Parts of the exercise:
(1) In the insurtech funding article, write out the passage from "The investment landscape" up to and including "throughout the industry.", replacing "investors" with "backers".
(2) Render this sentence from the insurtech funding article in Spanish: "While venture-capital deal value was at its lowest since 2018, this doesn’t necessarily reflect a wavering investment market."
(3) Carry the insurtech funding article forward from its last sentence.

Selected excerpt:

-*-*-

Q1 2023 sees lowest VC deal value for insurtechs since 2018
In its report for venture capital activity in the insurtech industry, analyst PitchBook reveals the industry-wide value of venture capital investment was down 9.9% quarter-over-quarter, despite an 8.5% rise in the number of deals struck compared to Q4 2022.
The investment landscape
While venture-capital deal value was at its lowest since 2018, this doesn’t necessarily reflect a wavering investment market. As more insurtech start-ups continue to populate the market, investors have been hedging their bets with smaller contributions in seed-funding rounds.
This is reflected in the 8.5% rise in deal count quarter-over-quarter, creating a more competitive market in seed rounds. In 2022 alone, the deal value in early-stage funding rose 19.6% from the previous year.
Although seed valuations are down 5.3% so far in 2023, this has yet to detriment the number of investments taking place throughout the industry.
A startup focus
And, unsurprisingly, funding of any kind for commercial insurtech startups have bucked the industry-wide trend of lesser investment, increasing 137.4% quarter-over-quarter to US$223.7m.

-*-*-

[Document layout analysis data]
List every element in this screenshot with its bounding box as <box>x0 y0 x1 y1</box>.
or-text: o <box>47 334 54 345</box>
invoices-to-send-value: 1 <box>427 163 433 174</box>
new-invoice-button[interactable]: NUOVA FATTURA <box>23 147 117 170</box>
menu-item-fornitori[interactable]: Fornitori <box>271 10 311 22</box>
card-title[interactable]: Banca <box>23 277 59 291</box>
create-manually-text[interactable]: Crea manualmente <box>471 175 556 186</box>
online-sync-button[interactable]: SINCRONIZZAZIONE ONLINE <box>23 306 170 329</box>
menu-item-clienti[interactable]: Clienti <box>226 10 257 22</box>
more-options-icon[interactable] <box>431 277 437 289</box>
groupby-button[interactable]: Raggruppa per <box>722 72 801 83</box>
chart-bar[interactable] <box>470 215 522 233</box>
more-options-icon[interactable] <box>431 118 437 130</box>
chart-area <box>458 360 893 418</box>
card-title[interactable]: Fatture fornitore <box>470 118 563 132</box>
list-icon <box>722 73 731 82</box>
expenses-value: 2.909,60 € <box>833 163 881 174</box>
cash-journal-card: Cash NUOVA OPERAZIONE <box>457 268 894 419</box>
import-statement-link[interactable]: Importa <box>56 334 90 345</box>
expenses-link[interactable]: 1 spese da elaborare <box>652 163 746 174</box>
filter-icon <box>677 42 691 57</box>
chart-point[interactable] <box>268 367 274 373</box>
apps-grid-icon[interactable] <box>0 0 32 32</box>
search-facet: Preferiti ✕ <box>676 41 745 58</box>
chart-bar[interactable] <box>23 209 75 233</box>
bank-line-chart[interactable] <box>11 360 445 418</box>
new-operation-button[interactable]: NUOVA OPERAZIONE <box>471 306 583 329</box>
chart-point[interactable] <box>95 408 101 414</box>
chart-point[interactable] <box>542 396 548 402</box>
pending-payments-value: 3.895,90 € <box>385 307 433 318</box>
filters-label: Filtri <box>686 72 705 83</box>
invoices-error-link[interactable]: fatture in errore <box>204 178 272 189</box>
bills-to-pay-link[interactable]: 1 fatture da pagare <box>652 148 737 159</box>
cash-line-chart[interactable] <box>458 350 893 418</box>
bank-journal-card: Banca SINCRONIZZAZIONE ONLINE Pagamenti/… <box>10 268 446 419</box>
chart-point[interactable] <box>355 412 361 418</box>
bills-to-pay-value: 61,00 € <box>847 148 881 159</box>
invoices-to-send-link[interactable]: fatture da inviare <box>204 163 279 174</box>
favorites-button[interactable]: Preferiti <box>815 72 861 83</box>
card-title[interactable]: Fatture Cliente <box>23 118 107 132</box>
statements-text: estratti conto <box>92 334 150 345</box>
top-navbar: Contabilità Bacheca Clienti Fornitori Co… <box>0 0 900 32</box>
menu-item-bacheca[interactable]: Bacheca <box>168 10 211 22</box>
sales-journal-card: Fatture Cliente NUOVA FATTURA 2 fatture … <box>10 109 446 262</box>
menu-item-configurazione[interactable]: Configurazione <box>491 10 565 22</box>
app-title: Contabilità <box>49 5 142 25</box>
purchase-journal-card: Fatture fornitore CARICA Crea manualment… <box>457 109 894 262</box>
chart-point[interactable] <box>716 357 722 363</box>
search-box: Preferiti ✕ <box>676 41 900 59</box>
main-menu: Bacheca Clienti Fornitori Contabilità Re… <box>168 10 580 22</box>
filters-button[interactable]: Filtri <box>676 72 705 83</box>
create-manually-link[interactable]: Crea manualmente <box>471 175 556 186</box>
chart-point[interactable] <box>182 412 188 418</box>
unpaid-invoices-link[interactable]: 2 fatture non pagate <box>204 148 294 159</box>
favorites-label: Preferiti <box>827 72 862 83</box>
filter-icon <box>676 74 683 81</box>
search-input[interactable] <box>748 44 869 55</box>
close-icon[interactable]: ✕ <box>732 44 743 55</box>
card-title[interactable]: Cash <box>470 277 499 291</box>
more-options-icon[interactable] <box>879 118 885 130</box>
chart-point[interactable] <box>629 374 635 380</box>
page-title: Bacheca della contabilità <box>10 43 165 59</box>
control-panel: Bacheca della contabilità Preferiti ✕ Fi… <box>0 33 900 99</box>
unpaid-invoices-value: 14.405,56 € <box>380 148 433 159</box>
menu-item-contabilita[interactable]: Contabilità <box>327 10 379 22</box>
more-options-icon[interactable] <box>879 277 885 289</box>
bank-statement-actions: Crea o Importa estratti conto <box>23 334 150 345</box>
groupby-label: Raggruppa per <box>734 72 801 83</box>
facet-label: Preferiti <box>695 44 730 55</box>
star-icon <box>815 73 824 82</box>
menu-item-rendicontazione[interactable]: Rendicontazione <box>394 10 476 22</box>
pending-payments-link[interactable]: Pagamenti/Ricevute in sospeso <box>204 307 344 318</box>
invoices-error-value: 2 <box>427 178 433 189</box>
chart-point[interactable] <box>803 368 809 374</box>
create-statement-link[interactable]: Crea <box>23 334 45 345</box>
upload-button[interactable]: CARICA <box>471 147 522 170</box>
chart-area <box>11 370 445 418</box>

-*-*-

Response list:
(1)
The investment landscape
While venture-capital deal value was at its lowest since 2018, this doesn’t necessarily reflect a wavering investment market. As more insurtech start-ups continue to populate the market, backers have been hedging their bets with smaller contributions in seed-funding rounds.
This is reflected in the 8.5% rise in deal count quarter-over-quarter, creating a more competitive market in seed rounds. In 2022 alone, the deal value in early-stage funding rose 19.6% from the previous year.
Although seed valuations are down 5.3% so far in 2023, this has yet to detriment the number of investments taking place throughout the industry.

(2) Aunque el valor de las operaciones de capital de riesgo fue el más bajo desde 2018, esto no refleja necesariamente un mercado de inversión vacilante.

(3)
PitchBook attributes this start-up investment growth to a $54.5m Series B funding round in digital insurer Superscript, as well as $46m in Series B investment for commercial fleet insurer Fairmatic. However, the biggest generator of startup investment in Q1 2023 was InsuranceDekho, an Indian online insurance marketplace that generated $150.0m Series A funding.
So, while an appetite for seed funding is driving up minimal investment values, larger-scale investment in startups is driving VC forward in the insurtech industry despite an overall dip in funding.
This is evidenced by PitchBook, which notes early-stage pre-money valuations were up 7.7% to $27.3m in Q1 2023, compared to $25.4m in 2022. The shift away from large-scale investment is further reflected in the 21.5% year-on-year decrease in late-stage valuations for Q1 2023.
Investment exits
Though medium to large-scale insurtechs may not have generated as much investment so far in 2023 compared to 2022, there is little fear of investors cashing in – with mergers and acquisitions (M&A) looking the most likely exit route for VC firms according to PitchBook.
This is due to macroeconomic conditions, with initial public offerings (IPOs) slowing to a near-halt across the entire technology sector from mid-2022. IPOs were the primary exit route for insurtech investors in 2021, with $36.6bn in exit value recorded that year.
However, with this exit route seemingly out of action for the foreseeable future, M&A appear the most viable exit option for VC firms, given the increasing need for long-standing insurers to update their legacy systems.